**** RECORDS FOR THIS EXERCISE

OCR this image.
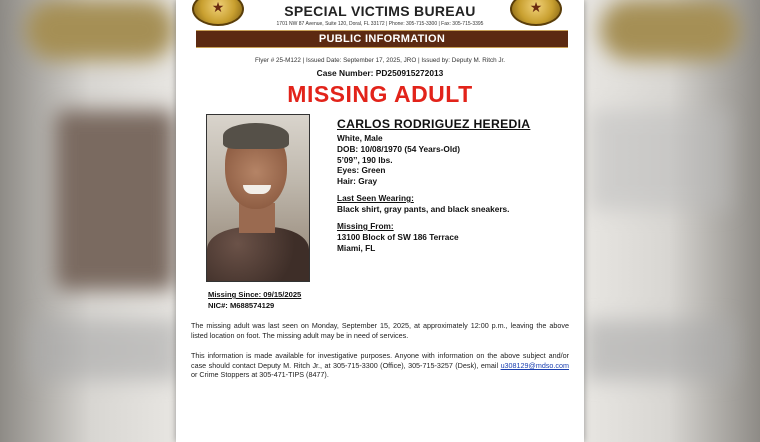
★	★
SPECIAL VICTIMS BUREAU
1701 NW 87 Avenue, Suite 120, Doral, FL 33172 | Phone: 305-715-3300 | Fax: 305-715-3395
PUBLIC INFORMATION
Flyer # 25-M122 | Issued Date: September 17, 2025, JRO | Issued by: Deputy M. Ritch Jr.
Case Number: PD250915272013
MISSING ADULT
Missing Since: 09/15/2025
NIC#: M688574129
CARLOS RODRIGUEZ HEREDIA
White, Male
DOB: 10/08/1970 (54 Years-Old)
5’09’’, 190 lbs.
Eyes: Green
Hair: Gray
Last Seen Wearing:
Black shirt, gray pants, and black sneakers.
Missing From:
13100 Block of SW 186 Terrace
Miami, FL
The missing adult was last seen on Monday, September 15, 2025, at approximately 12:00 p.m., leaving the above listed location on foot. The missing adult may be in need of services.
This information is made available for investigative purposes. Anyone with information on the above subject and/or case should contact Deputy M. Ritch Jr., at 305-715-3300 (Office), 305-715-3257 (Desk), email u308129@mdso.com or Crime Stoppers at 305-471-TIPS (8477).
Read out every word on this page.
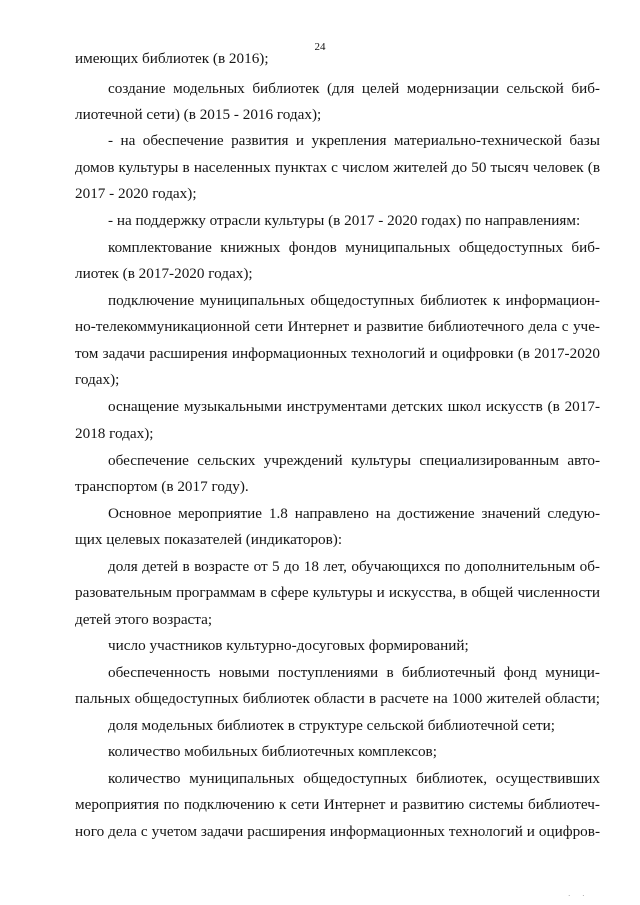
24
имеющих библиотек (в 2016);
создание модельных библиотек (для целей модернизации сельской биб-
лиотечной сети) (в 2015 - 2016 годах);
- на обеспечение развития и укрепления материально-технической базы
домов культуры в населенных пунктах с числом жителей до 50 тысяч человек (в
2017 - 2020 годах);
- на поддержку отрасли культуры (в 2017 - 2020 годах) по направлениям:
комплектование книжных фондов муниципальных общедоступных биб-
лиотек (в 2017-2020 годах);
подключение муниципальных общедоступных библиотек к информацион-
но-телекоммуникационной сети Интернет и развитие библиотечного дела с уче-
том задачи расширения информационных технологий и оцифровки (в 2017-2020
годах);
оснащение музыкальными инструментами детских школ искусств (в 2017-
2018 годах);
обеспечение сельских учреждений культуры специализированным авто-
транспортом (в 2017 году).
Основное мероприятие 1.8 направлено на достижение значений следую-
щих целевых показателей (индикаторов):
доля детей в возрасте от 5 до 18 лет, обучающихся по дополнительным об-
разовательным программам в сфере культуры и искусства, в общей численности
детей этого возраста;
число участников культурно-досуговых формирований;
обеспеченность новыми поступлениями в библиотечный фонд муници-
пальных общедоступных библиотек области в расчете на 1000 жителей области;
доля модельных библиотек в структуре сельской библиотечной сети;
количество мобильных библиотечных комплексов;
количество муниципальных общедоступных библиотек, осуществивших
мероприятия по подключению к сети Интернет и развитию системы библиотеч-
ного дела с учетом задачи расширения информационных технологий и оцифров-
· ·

********

**WORK TO DO**
Reproduce, word for word, every line from the one that contains "Read out every word on this page." to the end of the data, including both ends; omit all pictures.

**THE RESULT**
Read out every word on this page.
24
имеющих библиотек (в 2016);
создание модельных библиотек (для целей модернизации сельской биб-
лиотечной сети) (в 2015 - 2016 годах);
- на обеспечение развития и укрепления материально-технической базы
домов культуры в населенных пунктах с числом жителей до 50 тысяч человек (в
2017 - 2020 годах);
- на поддержку отрасли культуры (в 2017 - 2020 годах) по направлениям:
комплектование книжных фондов муниципальных общедоступных биб-
лиотек (в 2017-2020 годах);
подключение муниципальных общедоступных библиотек к информацион-
но-телекоммуникационной сети Интернет и развитие библиотечного дела с уче-
том задачи расширения информационных технологий и оцифровки (в 2017-2020
годах);
оснащение музыкальными инструментами детских школ искусств (в 2017-
2018 годах);
обеспечение сельских учреждений культуры специализированным авто-
транспортом (в 2017 году).
Основное мероприятие 1.8 направлено на достижение значений следую-
щих целевых показателей (индикаторов):
доля детей в возрасте от 5 до 18 лет, обучающихся по дополнительным об-
разовательным программам в сфере культуры и искусства, в общей численности
детей этого возраста;
число участников культурно-досуговых формирований;
обеспеченность новыми поступлениями в библиотечный фонд муници-
пальных общедоступных библиотек области в расчете на 1000 жителей области;
доля модельных библиотек в структуре сельской библиотечной сети;
количество мобильных библиотечных комплексов;
количество муниципальных общедоступных библиотек, осуществивших
мероприятия по подключению к сети Интернет и развитию системы библиотеч-
ного дела с учетом задачи расширения информационных технологий и оцифров-
· ·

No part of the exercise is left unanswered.